— begin Record extracts —

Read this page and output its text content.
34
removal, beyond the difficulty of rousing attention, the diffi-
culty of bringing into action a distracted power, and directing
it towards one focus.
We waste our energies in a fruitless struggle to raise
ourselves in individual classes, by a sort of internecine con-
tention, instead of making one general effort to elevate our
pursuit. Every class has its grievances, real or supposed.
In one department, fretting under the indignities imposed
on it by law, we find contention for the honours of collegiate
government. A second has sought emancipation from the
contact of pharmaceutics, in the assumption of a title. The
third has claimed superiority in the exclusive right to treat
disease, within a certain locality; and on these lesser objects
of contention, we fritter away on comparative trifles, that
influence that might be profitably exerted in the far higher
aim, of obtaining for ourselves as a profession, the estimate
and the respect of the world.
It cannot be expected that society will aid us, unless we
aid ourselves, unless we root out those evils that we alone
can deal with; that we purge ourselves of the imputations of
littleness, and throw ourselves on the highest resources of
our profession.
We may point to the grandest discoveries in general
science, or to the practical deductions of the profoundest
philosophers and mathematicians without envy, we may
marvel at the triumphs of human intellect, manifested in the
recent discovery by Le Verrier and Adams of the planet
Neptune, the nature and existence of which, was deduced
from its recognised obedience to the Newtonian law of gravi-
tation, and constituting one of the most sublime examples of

— end Record extracts —

Problem requirements: Repeat all of the records above exactly as they appear.

Answer to the problem:
Read this page and output its text content.
34
removal, beyond the difficulty of rousing attention, the diffi-
culty of bringing into action a distracted power, and directing
it towards one focus.
We waste our energies in a fruitless struggle to raise
ourselves in individual classes, by a sort of internecine con-
tention, instead of making one general effort to elevate our
pursuit. Every class has its grievances, real or supposed.
In one department, fretting under the indignities imposed
on it by law, we find contention for the honours of collegiate
government. A second has sought emancipation from the
contact of pharmaceutics, in the assumption of a title. The
third has claimed superiority in the exclusive right to treat
disease, within a certain locality; and on these lesser objects
of contention, we fritter away on comparative trifles, that
influence that might be profitably exerted in the far higher
aim, of obtaining for ourselves as a profession, the estimate
and the respect of the world.
It cannot be expected that society will aid us, unless we
aid ourselves, unless we root out those evils that we alone
can deal with; that we purge ourselves of the imputations of
littleness, and throw ourselves on the highest resources of
our profession.
We may point to the grandest discoveries in general
science, or to the practical deductions of the profoundest
philosophers and mathematicians without envy, we may
marvel at the triumphs of human intellect, manifested in the
recent discovery by Le Verrier and Adams of the planet
Neptune, the nature and existence of which, was deduced
from its recognised obedience to the Newtonian law of gravi-
tation, and constituting one of the most sublime examples of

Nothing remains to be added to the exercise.